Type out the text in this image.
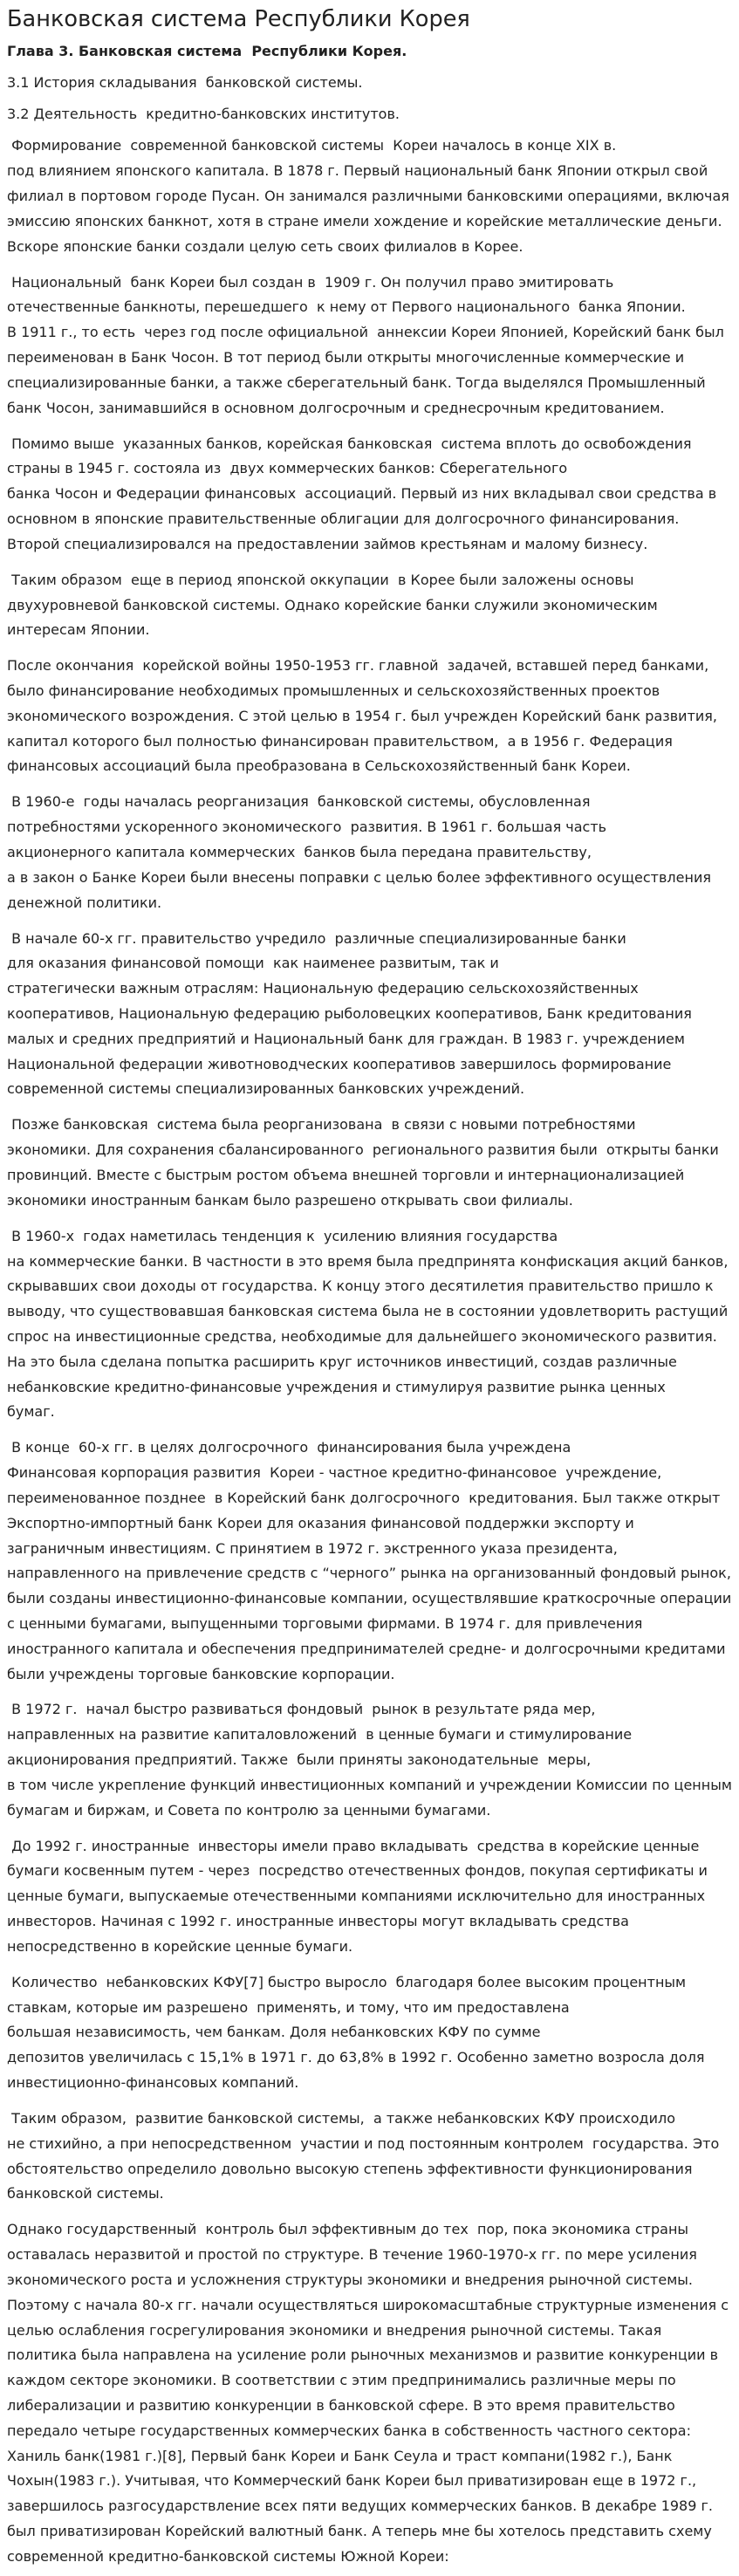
Банковская система Республики Корея
Глава 3. Банковская система  Республики Корея.
3.1 История складывания  банковской системы.
3.2 Деятельность  кредитно-банковских институтов.
Формирование  современной банковской системы  Кореи началось в конце XIX в.
под влиянием японского капитала. В 1878 г. Первый национальный банк Японии открыл свой
филиал в портовом городе Пусан. Он занимался различными банковскими операциями, включая
эмиссию японских банкнот, хотя в стране имели хождение и корейские металлические деньги.
Вскоре японские банки создали целую сеть своих филиалов в Корее.
Национальный  банк Кореи был создан в  1909 г. Он получил право эмитировать
отечественные банкноты, перешедшего  к нему от Первого национального  банка Японии.
В 1911 г., то есть  через год после официальной  аннексии Кореи Японией, Корейский банк был
переименован в Банк Чосон. В тот период были открыты многочисленные коммерческие и
специализированные банки, а также сберегательный банк. Тогда выделялся Промышленный
банк Чосон, занимавшийся в основном долгосрочным и среднесрочным кредитованием.
Помимо выше  указанных банков, корейская банковская  система вплоть до освобождения
страны в 1945 г. состояла из  двух коммерческих банков: Сберегательного
банка Чосон и Федерации финансовых  ассоциаций. Первый из них вкладывал свои средства в
основном в японские правительственные облигации для долгосрочного финансирования.
Второй специализировался на предоставлении займов крестьянам и малому бизнесу.
Таким образом  еще в период японской оккупации  в Корее были заложены основы
двухуровневой банковской системы. Однако корейские банки служили экономическим
интересам Японии.
После окончания  корейской войны 1950-1953 гг. главной  задачей, вставшей перед банками,
было финансирование необходимых промышленных и сельскохозяйственных проектов
экономического возрождения. С этой целью в 1954 г. был учрежден Корейский банк развития,
капитал которого был полностью финансирован правительством,  а в 1956 г. Федерация
финансовых ассоциаций была преобразована в Сельскохозяйственный банк Кореи.
В 1960-е  годы началась реорганизация  банковской системы, обусловленная
потребностями ускоренного экономического  развития. В 1961 г. большая часть
акционерного капитала коммерческих  банков была передана правительству,
а в закон о Банке Кореи были внесены поправки с целью более эффективного осуществления
денежной политики.
В начале 60-х гг. правительство учредило  различные специализированные банки
для оказания финансовой помощи  как наименее развитым, так и
стратегически важным отраслям: Национальную федерацию сельскохозяйственных
кооперативов, Национальную федерацию рыболовецких кооперативов, Банк кредитования
малых и средних предприятий и Национальный банк для граждан. В 1983 г. учреждением
Национальной федерации животноводческих кооперативов завершилось формирование
современной системы специализированных банковских учреждений.
Позже банковская  система была реорганизована  в связи с новыми потребностями
экономики. Для сохранения сбалансированного  регионального развития были  открыты банки
провинций. Вместе с быстрым ростом объема внешней торговли и интернационализацией
экономики иностранным банкам было разрешено открывать свои филиалы.
В 1960-х  годах наметилась тенденция к  усилению влияния государства
на коммерческие банки. В частности в это время была предпринята конфискация акций банков,
скрывавших свои доходы от государства. К концу этого десятилетия правительство пришло к
выводу, что существовавшая банковская система была не в состоянии удовлетворить растущий
спрос на инвестиционные средства, необходимые для дальнейшего экономического развития.
На это была сделана попытка расширить круг источников инвестиций, создав различные
небанковские кредитно-финансовые учреждения и стимулируя развитие рынка ценных
бумаг.
В конце  60-х гг. в целях долгосрочного  финансирования была учреждена
Финансовая корпорация развития  Кореи - частное кредитно-финансовое  учреждение,
переименованное позднее  в Корейский банк долгосрочного  кредитования. Был также открыт
Экспортно-импортный банк Кореи для оказания финансовой поддержки экспорту и
заграничным инвестициям. С принятием в 1972 г. экстренного указа президента,
направленного на привлечение средств с “черного” рынка на организованный фондовый рынок,
были созданы инвестиционно-финансовые компании, осуществлявшие краткосрочные операции
с ценными бумагами, выпущенными торговыми фирмами. В 1974 г. для привлечения
иностранного капитала и обеспечения предпринимателей средне- и долгосрочными кредитами
были учреждены торговые банковские корпорации.
В 1972 г.  начал быстро развиваться фондовый  рынок в результате ряда мер,
направленных на развитие капиталовложений  в ценные бумаги и стимулирование
акционирования предприятий. Также  были приняты законодательные  меры,
в том числе укрепление функций инвестиционных компаний и учреждении Комиссии по ценным
бумагам и биржам, и Совета по контролю за ценными бумагами.
До 1992 г. иностранные  инвесторы имели право вкладывать  средства в корейские ценные
бумаги косвенным путем - через  посредство отечественных фондов, покупая сертификаты и
ценные бумаги, выпускаемые отечественными компаниями исключительно для иностранных
инвесторов. Начиная с 1992 г. иностранные инвесторы могут вкладывать средства
непосредственно в корейские ценные бумаги.
Количество  небанковских КФУ[7] быстро выросло  благодаря более высоким процентным
ставкам, которые им разрешено  применять, и тому, что им предоставлена
большая независимость, чем банкам. Доля небанковских КФУ по сумме
депозитов увеличилась с 15,1% в 1971 г. до 63,8% в 1992 г. Особенно заметно возросла доля
инвестиционно-финансовых компаний.
Таким образом,  развитие банковской системы,  а также небанковских КФУ происходило
не стихийно, а при непосредственном  участии и под постоянным контролем  государства. Это
обстоятельство определило довольно высокую степень эффективности функционирования
банковской системы.
Однако государственный  контроль был эффективным до тех  пор, пока экономика страны
оставалась неразвитой и простой по структуре. В течение 1960-1970-х гг. по мере усиления
экономического роста и усложнения структуры экономики и внедрения рыночной системы.
Поэтому с начала 80-х гг. начали осуществляться широкомасштабные структурные изменения с
целью ослабления госрегулирования экономики и внедрения рыночной системы. Такая
политика была направлена на усиление роли рыночных механизмов и развитие конкуренции в
каждом секторе экономики. В соответствии с этим предпринимались различные меры по
либерализации и развитию конкуренции в банковской сфере. В это время правительство
передало четыре государственных коммерческих банка в собственность частного сектора:
Ханиль банк(1981 г.)[8], Первый банк Кореи и Банк Сеула и траст компани(1982 г.), Банк
Чохын(1983 г.). Учитывая, что Коммерческий банк Кореи был приватизирован еще в 1972 г.,
завершилось разгосударствление всех пяти ведущих коммерческих банков. В декабре 1989 г.
был приватизирован Корейский валютный банк. А теперь мне бы хотелось представить схему
современной кредитно-банковской системы Южной Кореи:
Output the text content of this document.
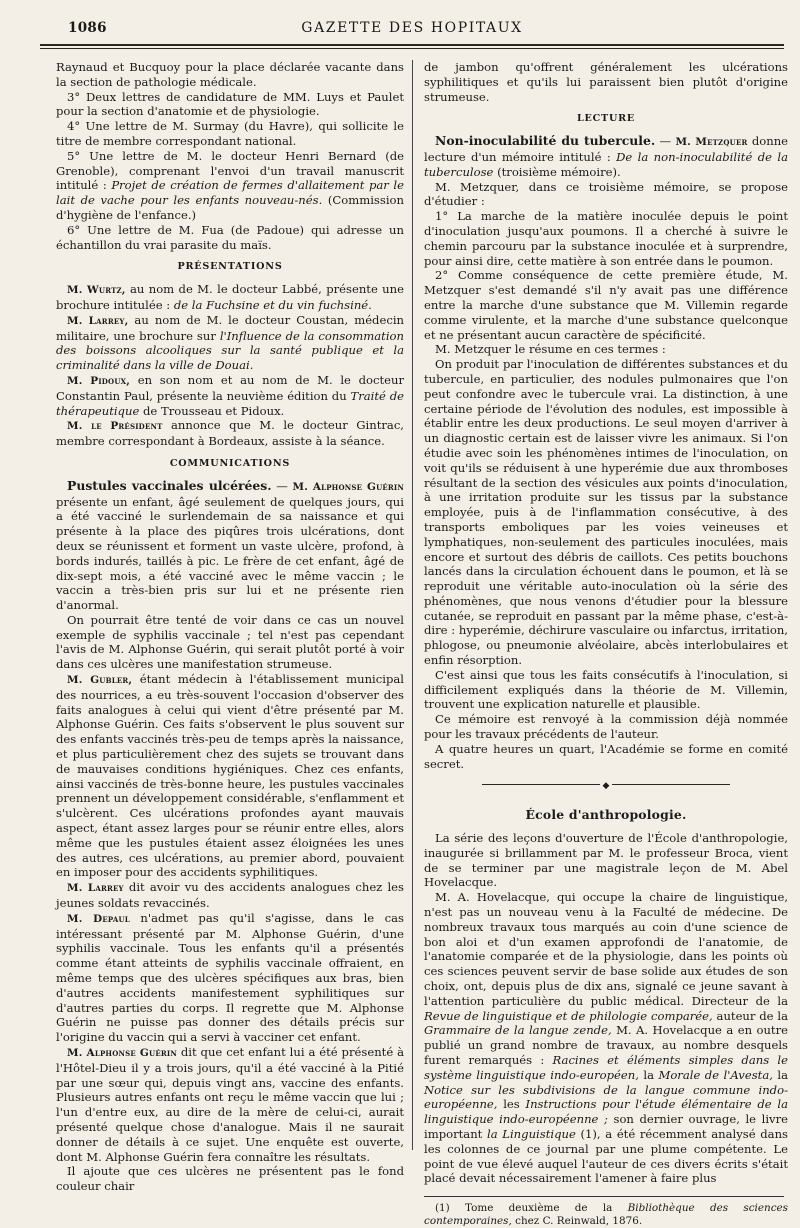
1086	GAZETTE DES HOPITAUX

Raynaud et Bucquoy pour la place déclarée vacante dans la section de pathologie médicale.

3° Deux lettres de candidature de MM. Luys et Paulet pour la section d'anatomie et de physiologie.

4° Une lettre de M. Surmay (du Havre), qui sollicite le titre de membre correspondant national.

5° Une lettre de M. le docteur Henri Bernard (de Grenoble), comprenant l'envoi d'un travail manuscrit intitulé : Projet de création de fermes d'allaitement par le lait de vache pour les enfants nouveau-nés. (Commission d'hygiène de l'enfance.)

6° Une lettre de M. Fua (de Padoue) qui adresse un échantillon du vrai parasite du maïs.

PRÉSENTATIONS

M. Wurtz, au nom de M. le docteur Labbé, présente une brochure intitulée : de la Fuchsine et du vin fuchsiné.

M. Larrey, au nom de M. le docteur Coustan, médecin militaire, une brochure sur l'Influence de la consommation des boissons alcooliques sur la santé publique et la criminalité dans la ville de Douai.

M. Pidoux, en son nom et au nom de M. le docteur Constantin Paul, présente la neuvième édition du Traité de thérapeutique de Trousseau et Pidoux.

M. le Président annonce que M. le docteur Gintrac, membre correspondant à Bordeaux, assiste à la séance.

COMMUNICATIONS

Pustules vaccinales ulcérées. — M. Alphonse Guérin présente un enfant, âgé seulement de quelques jours, qui a été vacciné le surlendemain de sa naissance et qui présente à la place des piqûres trois ulcérations, dont deux se réunissent et forment un vaste ulcère, profond, à bords indurés, taillés à pic. Le frère de cet enfant, âgé de dix-sept mois, a été vacciné avec le même vaccin ; le vaccin a très-bien pris sur lui et ne présente rien d'anormal.

On pourrait être tenté de voir dans ce cas un nouvel exemple de syphilis vaccinale ; tel n'est pas cependant l'avis de M. Alphonse Guérin, qui serait plutôt porté à voir dans ces ulcères une manifestation strumeuse.

M. Gubler, étant médecin à l'établissement municipal des nourrices, a eu très-souvent l'occasion d'observer des faits analogues à celui qui vient d'être présenté par M. Alphonse Guérin. Ces faits s'observent le plus souvent sur des enfants vaccinés très-peu de temps après la naissance, et plus particulièrement chez des sujets se trouvant dans de mauvaises conditions hygiéniques. Chez ces enfants, ainsi vaccinés de très-bonne heure, les pustules vaccinales prennent un développement considérable, s'enflamment et s'ulcèrent. Ces ulcérations profondes ayant mauvais aspect, étant assez larges pour se réunir entre elles, alors même que les pustules étaient assez éloignées les unes des autres, ces ulcérations, au premier abord, pouvaient en imposer pour des accidents syphilitiques.

M. Larrey dit avoir vu des accidents analogues chez les jeunes soldats revaccinés.

M. Depaul n'admet pas qu'il s'agisse, dans le cas intéressant présenté par M. Alphonse Guérin, d'une syphilis vaccinale. Tous les enfants qu'il a présentés comme étant atteints de syphilis vaccinale offraient, en même temps que des ulcères spécifiques aux bras, bien d'autres accidents manifestement syphilitiques sur d'autres parties du corps. Il regrette que M. Alphonse Guérin ne puisse pas donner des détails précis sur l'origine du vaccin qui a servi à vacciner cet enfant.

M. Alphonse Guérin dit que cet enfant lui a été présenté à l'Hôtel-Dieu il y a trois jours, qu'il a été vacciné à la Pitié par une sœur qui, depuis vingt ans, vaccine des enfants. Plusieurs autres enfants ont reçu le même vaccin que lui ; l'un d'entre eux, au dire de la mère de celui-ci, aurait présenté quelque chose d'analogue. Mais il ne saurait donner de détails à ce sujet. Une enquête est ouverte, dont M. Alphonse Guérin fera connaître les résultats.

Il ajoute que ces ulcères ne présentent pas le fond couleur chair

de jambon qu'offrent généralement les ulcérations syphilitiques et qu'ils lui paraissent bien plutôt d'origine strumeuse.

LECTURE

Non-inoculabilité du tubercule. — M. Metzquer donne lecture d'un mémoire intitulé : De la non-inoculabilité de la tuberculose (troisième mémoire).

M. Metzquer, dans ce troisième mémoire, se propose d'étudier :

1° La marche de la matière inoculée depuis le point d'inoculation jusqu'aux poumons. Il a cherché à suivre le chemin parcouru par la substance inoculée et à surprendre, pour ainsi dire, cette matière à son entrée dans le poumon.

2° Comme conséquence de cette première étude, M. Metzquer s'est demandé s'il n'y avait pas une différence entre la marche d'une substance que M. Villemin regarde comme virulente, et la marche d'une substance quelconque et ne présentant aucun caractère de spécificité.

M. Metzquer le résume en ces termes :

On produit par l'inoculation de différentes substances et du tubercule, en particulier, des nodules pulmonaires que l'on peut confondre avec le tubercule vrai. La distinction, à une certaine période de l'évolution des nodules, est impossible à établir entre les deux productions. Le seul moyen d'arriver à un diagnostic certain est de laisser vivre les animaux. Si l'on étudie avec soin les phénomènes intimes de l'inoculation, on voit qu'ils se réduisent à une hyperémie due aux thromboses résultant de la section des vésicules aux points d'inoculation, à une irritation produite sur les tissus par la substance employée, puis à de l'inflammation consécutive, à des transports emboliques par les voies veineuses et lymphatiques, non-seulement des particules inoculées, mais encore et surtout des débris de caillots. Ces petits bouchons lancés dans la circulation échouent dans le poumon, et là se reproduit une véritable auto-inoculation où la série des phénomènes, que nous venons d'étudier pour la blessure cutanée, se reproduit en passant par la même phase, c'est-à-dire : hyperémie, déchirure vasculaire ou infarctus, irritation, phlogose, ou pneumonie alvéolaire, abcès interlobulaires et enfin résorption.

C'est ainsi que tous les faits consécutifs à l'inoculation, si difficilement expliqués dans la théorie de M. Villemin, trouvent une explication naturelle et plausible.

Ce mémoire est renvoyé à la commission déjà nommée pour les travaux précédents de l'auteur.

A quatre heures un quart, l'Académie se forme en comité secret.

◆
École d'anthropologie.

La série des leçons d'ouverture de l'École d'anthropologie, inaugurée si brillamment par M. le professeur Broca, vient de se terminer par une magistrale leçon de M. Abel Hovelacque.

M. A. Hovelacque, qui occupe la chaire de linguistique, n'est pas un nouveau venu à la Faculté de médecine. De nombreux travaux tous marqués au coin d'une science de bon aloi et d'un examen approfondi de l'anatomie, de l'anatomie comparée et de la physiologie, dans les points où ces sciences peuvent servir de base solide aux études de son choix, ont, depuis plus de dix ans, signalé ce jeune savant à l'attention particulière du public médical. Directeur de la Revue de linguistique et de philologie comparée, auteur de la Grammaire de la langue zende, M. A. Hovelacque a en outre publié un grand nombre de travaux, au nombre desquels furent remarqués : Racines et éléments simples dans le système linguistique indo-européen, la Morale de l'Avesta, la Notice sur les subdivisions de la langue commune indo-européenne, les Instructions pour l'étude élémentaire de la linguistique indo-européenne ; son dernier ouvrage, le livre important la Linguistique (1), a été récemment analysé dans les colonnes de ce journal par une plume compétente. Le point de vue élevé auquel l'auteur de ces divers écrits s'était placé devait nécessairement l'amener à faire plus

(1) Tome deuxième de la Bibliothèque des sciences contemporaines, chez C. Reinwald, 1876.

Task statement. Check each line above for the string "faits" and show the ones that have it.

Task response.
M. Gubler, étant médecin à l'établissement municipal des nourrices, a eu très-souvent l'occasion d'observer des faits analogues à celui qui vient d'être présenté par M. Alphonse Guérin. Ces faits s'observent le plus souvent sur des enfants vaccinés très-peu de temps après la naissance, et plus particulièrement chez des sujets se trouvant dans de mauvaises conditions hygiéniques. Chez ces enfants, ainsi vaccinés de très-bonne heure, les pustules vaccinales prennent un développement considérable, s'enflamment et s'ulcèrent. Ces ulcérations profondes ayant mauvais aspect, étant assez larges pour se réunir entre elles, alors même que les pustules étaient assez éloignées les unes des autres, ces ulcérations, au premier abord, pouvaient en imposer pour des accidents syphilitiques.
C'est ainsi que tous les faits consécutifs à l'inoculation, si difficilement expliqués dans la théorie de M. Villemin, trouvent une explication naturelle et plausible.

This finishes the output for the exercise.